>> Start ENTRIES
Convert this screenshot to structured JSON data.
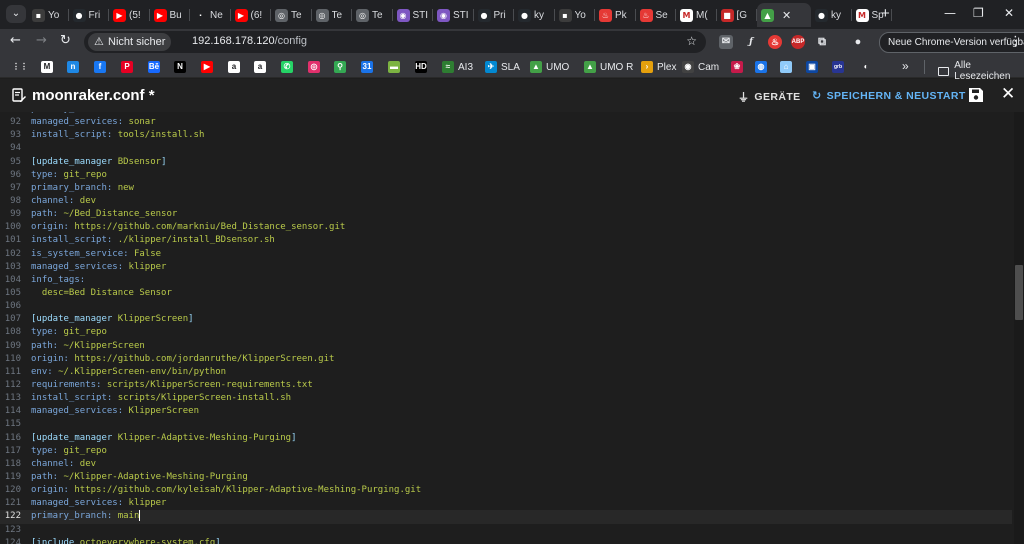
{
  "browser": {
    "tabs": [
      {
        "label": "Yo",
        "icon": "yt-channel-icon",
        "color": "#3c3c3c",
        "glyph": "▪"
      },
      {
        "label": "Fri",
        "icon": "github-icon",
        "color": "#24292e",
        "glyph": "●"
      },
      {
        "label": "(5!",
        "icon": "youtube-icon",
        "color": "#ff0000",
        "glyph": "▶"
      },
      {
        "label": "Bu",
        "icon": "youtube-icon",
        "color": "#ff0000",
        "glyph": "▶"
      },
      {
        "label": "Ne",
        "icon": "dark-icon",
        "color": "#202124",
        "glyph": "·"
      },
      {
        "label": "(6!",
        "icon": "youtube-icon",
        "color": "#ff0000",
        "glyph": "▶"
      },
      {
        "label": "Te",
        "icon": "globe-icon",
        "color": "#5f6368",
        "glyph": "◎"
      },
      {
        "label": "Te",
        "icon": "globe-icon",
        "color": "#5f6368",
        "glyph": "◎"
      },
      {
        "label": "Te",
        "icon": "globe-icon",
        "color": "#5f6368",
        "glyph": "◎"
      },
      {
        "label": "STI",
        "icon": "purple-icon",
        "color": "#7e57c2",
        "glyph": "◉"
      },
      {
        "label": "STI",
        "icon": "purple-icon",
        "color": "#7e57c2",
        "glyph": "◉"
      },
      {
        "label": "Pri",
        "icon": "github-icon",
        "color": "#24292e",
        "glyph": "●"
      },
      {
        "label": "ky",
        "icon": "github-icon",
        "color": "#24292e",
        "glyph": "●"
      },
      {
        "label": "Yo",
        "icon": "yt-channel-icon",
        "color": "#3c3c3c",
        "glyph": "▪"
      },
      {
        "label": "Pk",
        "icon": "flame-icon",
        "color": "#e53935",
        "glyph": "♨"
      },
      {
        "label": "Se",
        "icon": "flame-icon",
        "color": "#e53935",
        "glyph": "♨"
      },
      {
        "label": "M(",
        "icon": "m-icon",
        "color": "#ffffff",
        "glyph": "M"
      },
      {
        "label": "[G",
        "icon": "red-square-icon",
        "color": "#c62828",
        "glyph": "■"
      },
      {
        "label": "",
        "icon": "mainsail-icon",
        "color": "#43a047",
        "glyph": "▲",
        "active": true
      },
      {
        "label": "ky",
        "icon": "github-icon",
        "color": "#24292e",
        "glyph": "●"
      },
      {
        "label": "Sp",
        "icon": "gmail-icon",
        "color": "#ffffff",
        "glyph": "M"
      }
    ],
    "active_tab_close": "✕",
    "new_tab": "+",
    "window_controls": {
      "minimize": "—",
      "maximize": "❐",
      "close": "✕"
    },
    "site_info": "Nicht sicher",
    "url_host": "192.168.178.120",
    "url_path": "/config",
    "update_button": "Neue Chrome-Version verfügbar",
    "bookmarks": [
      {
        "label": "",
        "icon": "apps-icon",
        "color": "#35363a",
        "glyph": "⋮⋮"
      },
      {
        "label": "",
        "icon": "gmail-icon",
        "color": "#ffffff",
        "glyph": "M"
      },
      {
        "label": "",
        "icon": "n-icon",
        "color": "#1e88e5",
        "glyph": "n"
      },
      {
        "label": "",
        "icon": "facebook-icon",
        "color": "#1877f2",
        "glyph": "f"
      },
      {
        "label": "",
        "icon": "pinterest-icon",
        "color": "#e60023",
        "glyph": "P"
      },
      {
        "label": "",
        "icon": "behance-icon",
        "color": "#1769ff",
        "glyph": "Bē"
      },
      {
        "label": "",
        "icon": "netflix-icon",
        "color": "#000000",
        "glyph": "N"
      },
      {
        "label": "",
        "icon": "youtube-icon",
        "color": "#ff0000",
        "glyph": "▶"
      },
      {
        "label": "",
        "icon": "amazon-icon",
        "color": "#ffffff",
        "glyph": "a"
      },
      {
        "label": "",
        "icon": "amazon-icon",
        "color": "#ffffff",
        "glyph": "a"
      },
      {
        "label": "",
        "icon": "whatsapp-icon",
        "color": "#25d366",
        "glyph": "✆"
      },
      {
        "label": "",
        "icon": "instagram-icon",
        "color": "#e1306c",
        "glyph": "◎"
      },
      {
        "label": "",
        "icon": "maps-icon",
        "color": "#34a853",
        "glyph": "⚲"
      },
      {
        "label": "",
        "icon": "calendar-icon",
        "color": "#1a73e8",
        "glyph": "31"
      },
      {
        "label": "",
        "icon": "green-bar-icon",
        "color": "#7cb342",
        "glyph": "▬"
      },
      {
        "label": "",
        "icon": "hd-icon",
        "color": "#000000",
        "glyph": "HD"
      },
      {
        "label": "AI3",
        "icon": "ai3-icon",
        "color": "#2e7d32",
        "glyph": "≈"
      },
      {
        "label": "SLA",
        "icon": "sla-icon",
        "color": "#0288d1",
        "glyph": "✈"
      },
      {
        "label": "UMO",
        "icon": "umo-icon",
        "color": "#43a047",
        "glyph": "▲"
      },
      {
        "label": "UMO R",
        "icon": "umo-icon",
        "color": "#43a047",
        "glyph": "▲"
      },
      {
        "label": "Plex",
        "icon": "plex-icon",
        "color": "#e5a00d",
        "glyph": "›"
      },
      {
        "label": "Cam",
        "icon": "camera-icon",
        "color": "#424242",
        "glyph": "◉"
      },
      {
        "label": "",
        "icon": "raspberry-icon",
        "color": "#c51a4a",
        "glyph": "❀"
      },
      {
        "label": "",
        "icon": "globe-icon",
        "color": "#1a73e8",
        "glyph": "◍"
      },
      {
        "label": "",
        "icon": "home-icon",
        "color": "#90caf9",
        "glyph": "⌂"
      },
      {
        "label": "",
        "icon": "cad-icon",
        "color": "#0d47a1",
        "glyph": "▣"
      },
      {
        "label": "",
        "icon": "grb-icon",
        "color": "#283593",
        "glyph": "grb"
      },
      {
        "label": "",
        "icon": "octoprint-icon",
        "color": "#35363a",
        "glyph": "◐"
      }
    ],
    "bookmarks_more": "»",
    "all_bookmarks": "Alle Lesezeichen"
  },
  "editor": {
    "file_title": "moonraker.conf *",
    "devices_label": "GERÄTE",
    "save_restart_label": "SPEICHERN & NEUSTART",
    "close": "✕",
    "current_line": 122,
    "lines": [
      {
        "n": "92",
        "t": "primary_branch: main"
      },
      {
        "n": "92",
        "t": "managed_services: sonar"
      },
      {
        "n": "93",
        "t": "install_script: tools/install.sh"
      },
      {
        "n": "94",
        "t": ""
      },
      {
        "n": "95",
        "t": "[update_manager BDsensor]"
      },
      {
        "n": "96",
        "t": "type: git_repo"
      },
      {
        "n": "97",
        "t": "primary_branch: new"
      },
      {
        "n": "98",
        "t": "channel: dev"
      },
      {
        "n": "99",
        "t": "path: ~/Bed_Distance_sensor"
      },
      {
        "n": "100",
        "t": "origin: https://github.com/markniu/Bed_Distance_sensor.git"
      },
      {
        "n": "101",
        "t": "install_script: ./klipper/install_BDsensor.sh"
      },
      {
        "n": "102",
        "t": "is_system_service: False"
      },
      {
        "n": "103",
        "t": "managed_services: klipper"
      },
      {
        "n": "104",
        "t": "info_tags:"
      },
      {
        "n": "105",
        "t": "  desc=Bed Distance Sensor"
      },
      {
        "n": "106",
        "t": ""
      },
      {
        "n": "107",
        "t": "[update_manager KlipperScreen]"
      },
      {
        "n": "108",
        "t": "type: git_repo"
      },
      {
        "n": "109",
        "t": "path: ~/KlipperScreen"
      },
      {
        "n": "110",
        "t": "origin: https://github.com/jordanruthe/KlipperScreen.git"
      },
      {
        "n": "111",
        "t": "env: ~/.KlipperScreen-env/bin/python"
      },
      {
        "n": "112",
        "t": "requirements: scripts/KlipperScreen-requirements.txt"
      },
      {
        "n": "113",
        "t": "install_script: scripts/KlipperScreen-install.sh"
      },
      {
        "n": "114",
        "t": "managed_services: KlipperScreen"
      },
      {
        "n": "115",
        "t": ""
      },
      {
        "n": "116",
        "t": "[update_manager Klipper-Adaptive-Meshing-Purging]"
      },
      {
        "n": "117",
        "t": "type: git_repo"
      },
      {
        "n": "118",
        "t": "channel: dev"
      },
      {
        "n": "119",
        "t": "path: ~/Klipper-Adaptive-Meshing-Purging"
      },
      {
        "n": "120",
        "t": "origin: https://github.com/kyleisah/Klipper-Adaptive-Meshing-Purging.git"
      },
      {
        "n": "121",
        "t": "managed_services: klipper"
      },
      {
        "n": "122",
        "t": "primary_branch: main"
      },
      {
        "n": "123",
        "t": ""
      },
      {
        "n": "124",
        "t": "[include octoeverywhere-system.cfg]"
      }
    ]
  },
  "colors": {
    "section": "#9cdcfe",
    "key": "#7aa6da",
    "value": "#b9ca4a",
    "accent": "#64b5f6"
  }
}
>> End ENTRIES
--- PROBLEM DETAILS ---
Scan the material above and determine how many lines include the word "https"; report only the number.

--- THE COMPLETED TASK ---
3